Figure content listings

[START]

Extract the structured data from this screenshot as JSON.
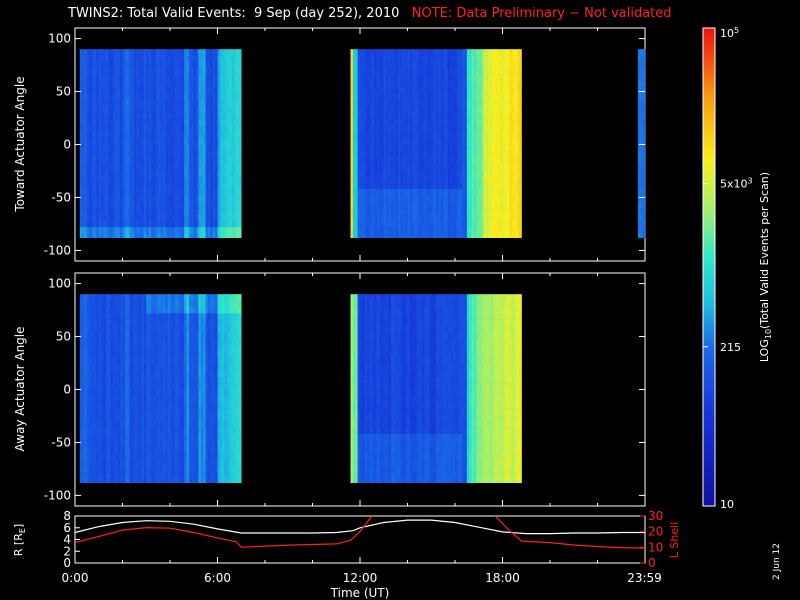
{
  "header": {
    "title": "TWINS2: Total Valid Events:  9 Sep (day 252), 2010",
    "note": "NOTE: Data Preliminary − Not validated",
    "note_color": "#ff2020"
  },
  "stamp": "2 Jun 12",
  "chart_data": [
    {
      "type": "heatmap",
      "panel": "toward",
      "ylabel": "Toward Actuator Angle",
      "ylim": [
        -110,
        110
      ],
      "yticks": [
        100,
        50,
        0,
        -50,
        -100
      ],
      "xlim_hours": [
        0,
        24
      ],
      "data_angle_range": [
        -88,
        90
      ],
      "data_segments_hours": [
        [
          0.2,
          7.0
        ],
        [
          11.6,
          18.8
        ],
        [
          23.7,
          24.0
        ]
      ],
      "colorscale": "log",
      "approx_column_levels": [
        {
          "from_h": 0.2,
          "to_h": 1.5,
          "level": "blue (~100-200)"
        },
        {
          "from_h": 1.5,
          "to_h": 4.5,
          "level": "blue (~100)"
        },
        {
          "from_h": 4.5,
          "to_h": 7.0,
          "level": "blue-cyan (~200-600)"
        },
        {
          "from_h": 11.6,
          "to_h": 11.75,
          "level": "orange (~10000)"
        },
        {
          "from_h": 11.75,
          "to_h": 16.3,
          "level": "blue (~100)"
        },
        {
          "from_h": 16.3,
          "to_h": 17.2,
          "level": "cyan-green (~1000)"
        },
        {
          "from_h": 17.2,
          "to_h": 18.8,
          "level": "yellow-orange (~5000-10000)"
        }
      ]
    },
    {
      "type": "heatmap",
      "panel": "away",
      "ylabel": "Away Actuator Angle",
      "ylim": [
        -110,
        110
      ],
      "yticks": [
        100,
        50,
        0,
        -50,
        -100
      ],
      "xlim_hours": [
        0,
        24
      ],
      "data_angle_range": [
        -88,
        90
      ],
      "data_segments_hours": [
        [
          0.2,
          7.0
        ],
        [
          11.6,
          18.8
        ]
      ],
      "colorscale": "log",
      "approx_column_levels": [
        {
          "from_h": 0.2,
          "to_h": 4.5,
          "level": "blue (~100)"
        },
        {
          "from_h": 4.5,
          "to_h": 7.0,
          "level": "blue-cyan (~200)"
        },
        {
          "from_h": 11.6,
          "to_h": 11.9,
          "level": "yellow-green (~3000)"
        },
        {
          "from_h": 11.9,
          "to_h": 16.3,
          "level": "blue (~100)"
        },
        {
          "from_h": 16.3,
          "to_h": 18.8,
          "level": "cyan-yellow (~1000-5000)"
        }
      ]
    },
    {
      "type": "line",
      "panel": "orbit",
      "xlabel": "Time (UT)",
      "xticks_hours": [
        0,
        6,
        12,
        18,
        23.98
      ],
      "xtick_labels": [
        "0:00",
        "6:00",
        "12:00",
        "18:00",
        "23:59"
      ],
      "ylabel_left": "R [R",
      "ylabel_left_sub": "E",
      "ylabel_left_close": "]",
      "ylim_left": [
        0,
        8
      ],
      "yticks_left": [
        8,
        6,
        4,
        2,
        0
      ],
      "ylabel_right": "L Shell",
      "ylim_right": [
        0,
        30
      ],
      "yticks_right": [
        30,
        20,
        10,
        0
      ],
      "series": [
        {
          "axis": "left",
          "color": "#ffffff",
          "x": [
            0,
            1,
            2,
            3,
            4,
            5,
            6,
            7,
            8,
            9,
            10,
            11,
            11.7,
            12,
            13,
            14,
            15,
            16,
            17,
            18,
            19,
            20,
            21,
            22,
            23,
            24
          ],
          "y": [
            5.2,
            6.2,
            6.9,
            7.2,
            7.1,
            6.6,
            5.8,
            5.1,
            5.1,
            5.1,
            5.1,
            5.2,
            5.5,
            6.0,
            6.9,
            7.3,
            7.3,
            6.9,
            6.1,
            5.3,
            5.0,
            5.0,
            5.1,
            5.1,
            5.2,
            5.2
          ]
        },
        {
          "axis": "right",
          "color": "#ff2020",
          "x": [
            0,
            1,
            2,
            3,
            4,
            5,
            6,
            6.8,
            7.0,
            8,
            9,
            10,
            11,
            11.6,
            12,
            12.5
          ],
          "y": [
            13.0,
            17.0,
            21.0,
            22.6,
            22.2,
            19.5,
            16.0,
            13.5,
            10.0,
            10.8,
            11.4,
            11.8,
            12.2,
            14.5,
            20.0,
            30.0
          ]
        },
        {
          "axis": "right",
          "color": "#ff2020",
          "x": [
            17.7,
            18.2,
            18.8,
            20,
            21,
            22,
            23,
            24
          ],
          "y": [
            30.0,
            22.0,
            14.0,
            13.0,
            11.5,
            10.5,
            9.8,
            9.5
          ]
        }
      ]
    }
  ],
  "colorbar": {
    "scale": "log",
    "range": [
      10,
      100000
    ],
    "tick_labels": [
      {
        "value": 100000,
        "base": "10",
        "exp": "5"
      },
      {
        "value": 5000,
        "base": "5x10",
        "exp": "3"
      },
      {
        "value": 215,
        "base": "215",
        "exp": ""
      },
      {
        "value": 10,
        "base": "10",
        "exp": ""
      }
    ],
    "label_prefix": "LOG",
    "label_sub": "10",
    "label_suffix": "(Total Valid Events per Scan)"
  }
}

[END]
[START]

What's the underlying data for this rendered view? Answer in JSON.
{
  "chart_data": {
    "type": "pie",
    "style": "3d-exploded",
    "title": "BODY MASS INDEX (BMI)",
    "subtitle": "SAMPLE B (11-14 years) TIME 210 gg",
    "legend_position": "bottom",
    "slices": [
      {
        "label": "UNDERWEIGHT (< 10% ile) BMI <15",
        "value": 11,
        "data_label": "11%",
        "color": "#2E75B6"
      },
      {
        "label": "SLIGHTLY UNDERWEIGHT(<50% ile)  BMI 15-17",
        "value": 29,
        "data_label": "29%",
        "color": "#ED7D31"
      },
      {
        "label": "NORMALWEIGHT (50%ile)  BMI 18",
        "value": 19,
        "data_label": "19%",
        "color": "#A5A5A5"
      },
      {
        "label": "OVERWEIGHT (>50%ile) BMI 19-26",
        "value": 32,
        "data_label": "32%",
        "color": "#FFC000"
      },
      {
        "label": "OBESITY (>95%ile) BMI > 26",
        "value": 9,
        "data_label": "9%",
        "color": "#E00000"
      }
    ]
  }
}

[END]
[START]

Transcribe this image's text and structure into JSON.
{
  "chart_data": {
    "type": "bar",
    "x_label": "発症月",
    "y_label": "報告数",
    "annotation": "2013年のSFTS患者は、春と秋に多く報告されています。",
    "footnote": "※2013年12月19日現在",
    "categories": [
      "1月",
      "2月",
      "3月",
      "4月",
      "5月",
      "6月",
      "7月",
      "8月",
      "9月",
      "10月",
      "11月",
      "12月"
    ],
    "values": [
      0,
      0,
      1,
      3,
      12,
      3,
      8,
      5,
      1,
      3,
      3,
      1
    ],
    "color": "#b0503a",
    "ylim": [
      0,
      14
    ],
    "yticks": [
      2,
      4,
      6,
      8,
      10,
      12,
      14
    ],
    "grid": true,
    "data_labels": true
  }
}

[END]

(Your task)
From the listing, copy every line where the string "cyan" appears.

(Output)
          "level": "blue-cyan (~200-600)"
          "level": "cyan-green (~1000)"
          "level": "blue-cyan (~200)"
          "level": "cyan-yellow (~1000-5000)"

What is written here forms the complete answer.